◆ The request ◆
Every record must be repeated exactly; omit any pictures they contain.

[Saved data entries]
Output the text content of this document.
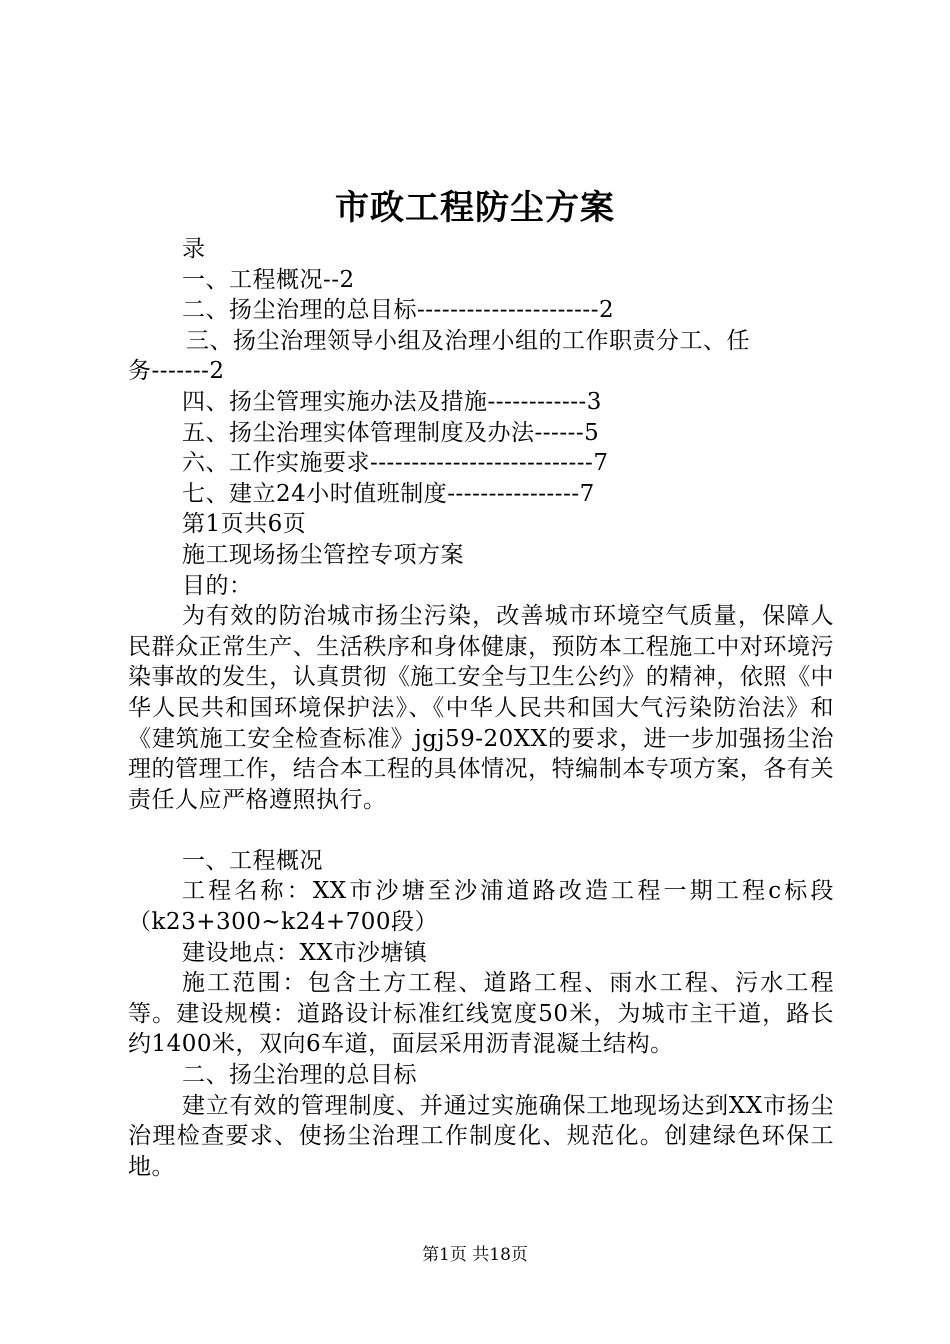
市政工程防尘方案
录
一、工程概况--2
二、扬尘治理的总目标----------------------2
三、扬尘治理领导小组及治理小组的工作职责分工、任
务-------2
四、扬尘管理实施办法及措施------------3
五、扬尘治理实体管理制度及办法------5
六、工作实施要求---------------------------7
七、建立24小时值班制度----------------7
第1页共6页
施工现场扬尘管控专项方案
目的：
为有效的防治城市扬尘污染，改善城市环境空气质量，保障人民群众正常生产、生活秩序和身体健康，预防本工程施工中对环境污染事故的发生，认真贯彻《施工安全与卫生公约》的精神，依照《中华人民共和国环境保护法》、《中华人民共和国大气污染防治法》和《建筑施工安全检查标准》jgj59-20XX的要求，进一步加强扬尘治理的管理工作，结合本工程的具体情况，特编制本专项方案，各有关责任人应严格遵照执行。
一、工程概况
工程名称：XX市沙塘至沙浦道路改造工程一期工程c标段（k23+300~k24+700段）
建设地点：XX市沙塘镇
施工范围：包含土方工程、道路工程、雨水工程、污水工程等。建设规模：道路设计标准红线宽度50米，为城市主干道，路长约1400米，双向6车道，面层采用沥青混凝土结构。
二、扬尘治理的总目标
建立有效的管理制度、并通过实施确保工地现场达到XX市扬尘治理检查要求、使扬尘治理工作制度化、规范化。创建绿色环保工地。
第1页 共18页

◆ Problem solution ◆
Output the text content of this document.
市政工程防尘方案
录
一、工程概况--2
二、扬尘治理的总目标----------------------2
三、扬尘治理领导小组及治理小组的工作职责分工、任
务-------2
四、扬尘管理实施办法及措施------------3
五、扬尘治理实体管理制度及办法------5
六、工作实施要求---------------------------7
七、建立24小时值班制度----------------7
第1页共6页
施工现场扬尘管控专项方案
目的：
为有效的防治城市扬尘污染，改善城市环境空气质量，保障人民群众正常生产、生活秩序和身体健康，预防本工程施工中对环境污染事故的发生，认真贯彻《施工安全与卫生公约》的精神，依照《中华人民共和国环境保护法》、《中华人民共和国大气污染防治法》和《建筑施工安全检查标准》jgj59-20XX的要求，进一步加强扬尘治理的管理工作，结合本工程的具体情况，特编制本专项方案，各有关责任人应严格遵照执行。
一、工程概况
工程名称：XX市沙塘至沙浦道路改造工程一期工程c标段（k23+300~k24+700段）
建设地点：XX市沙塘镇
施工范围：包含土方工程、道路工程、雨水工程、污水工程等。建设规模：道路设计标准红线宽度50米，为城市主干道，路长约1400米，双向6车道，面层采用沥青混凝土结构。
二、扬尘治理的总目标
建立有效的管理制度、并通过实施确保工地现场达到XX市扬尘治理检查要求、使扬尘治理工作制度化、规范化。创建绿色环保工地。
第1页 共18页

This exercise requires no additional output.